Provided information
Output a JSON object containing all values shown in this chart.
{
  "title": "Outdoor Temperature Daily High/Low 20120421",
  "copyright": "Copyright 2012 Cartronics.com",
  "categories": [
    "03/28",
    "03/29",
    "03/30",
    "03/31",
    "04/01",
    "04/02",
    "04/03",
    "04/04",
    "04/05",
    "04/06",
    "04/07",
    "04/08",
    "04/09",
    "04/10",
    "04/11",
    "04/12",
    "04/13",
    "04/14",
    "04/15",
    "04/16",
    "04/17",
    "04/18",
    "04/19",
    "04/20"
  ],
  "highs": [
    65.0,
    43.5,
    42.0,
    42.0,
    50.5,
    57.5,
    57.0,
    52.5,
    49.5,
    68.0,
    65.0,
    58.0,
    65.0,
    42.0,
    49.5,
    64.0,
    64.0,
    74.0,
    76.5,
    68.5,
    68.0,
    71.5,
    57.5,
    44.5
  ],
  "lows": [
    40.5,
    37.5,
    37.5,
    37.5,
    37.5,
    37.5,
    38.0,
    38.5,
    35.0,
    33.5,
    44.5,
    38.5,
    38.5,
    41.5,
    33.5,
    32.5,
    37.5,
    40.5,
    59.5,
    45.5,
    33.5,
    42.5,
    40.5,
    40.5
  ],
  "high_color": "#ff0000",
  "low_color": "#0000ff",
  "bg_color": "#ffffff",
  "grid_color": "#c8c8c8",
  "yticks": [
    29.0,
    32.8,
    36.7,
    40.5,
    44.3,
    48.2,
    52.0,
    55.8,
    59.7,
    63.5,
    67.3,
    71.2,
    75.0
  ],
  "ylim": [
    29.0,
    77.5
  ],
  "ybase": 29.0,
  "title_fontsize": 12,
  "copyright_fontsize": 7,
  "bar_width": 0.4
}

What to do
Every entry must be output again, exactly as written above.

Answer below
Output a JSON object containing all values shown in this chart.
{
  "title": "Outdoor Temperature Daily High/Low 20120421",
  "copyright": "Copyright 2012 Cartronics.com",
  "categories": [
    "03/28",
    "03/29",
    "03/30",
    "03/31",
    "04/01",
    "04/02",
    "04/03",
    "04/04",
    "04/05",
    "04/06",
    "04/07",
    "04/08",
    "04/09",
    "04/10",
    "04/11",
    "04/12",
    "04/13",
    "04/14",
    "04/15",
    "04/16",
    "04/17",
    "04/18",
    "04/19",
    "04/20"
  ],
  "highs": [
    65.0,
    43.5,
    42.0,
    42.0,
    50.5,
    57.5,
    57.0,
    52.5,
    49.5,
    68.0,
    65.0,
    58.0,
    65.0,
    42.0,
    49.5,
    64.0,
    64.0,
    74.0,
    76.5,
    68.5,
    68.0,
    71.5,
    57.5,
    44.5
  ],
  "lows": [
    40.5,
    37.5,
    37.5,
    37.5,
    37.5,
    37.5,
    38.0,
    38.5,
    35.0,
    33.5,
    44.5,
    38.5,
    38.5,
    41.5,
    33.5,
    32.5,
    37.5,
    40.5,
    59.5,
    45.5,
    33.5,
    42.5,
    40.5,
    40.5
  ],
  "high_color": "#ff0000",
  "low_color": "#0000ff",
  "bg_color": "#ffffff",
  "grid_color": "#c8c8c8",
  "yticks": [
    29.0,
    32.8,
    36.7,
    40.5,
    44.3,
    48.2,
    52.0,
    55.8,
    59.7,
    63.5,
    67.3,
    71.2,
    75.0
  ],
  "ylim": [
    29.0,
    77.5
  ],
  "ybase": 29.0,
  "title_fontsize": 12,
  "copyright_fontsize": 7,
  "bar_width": 0.4
}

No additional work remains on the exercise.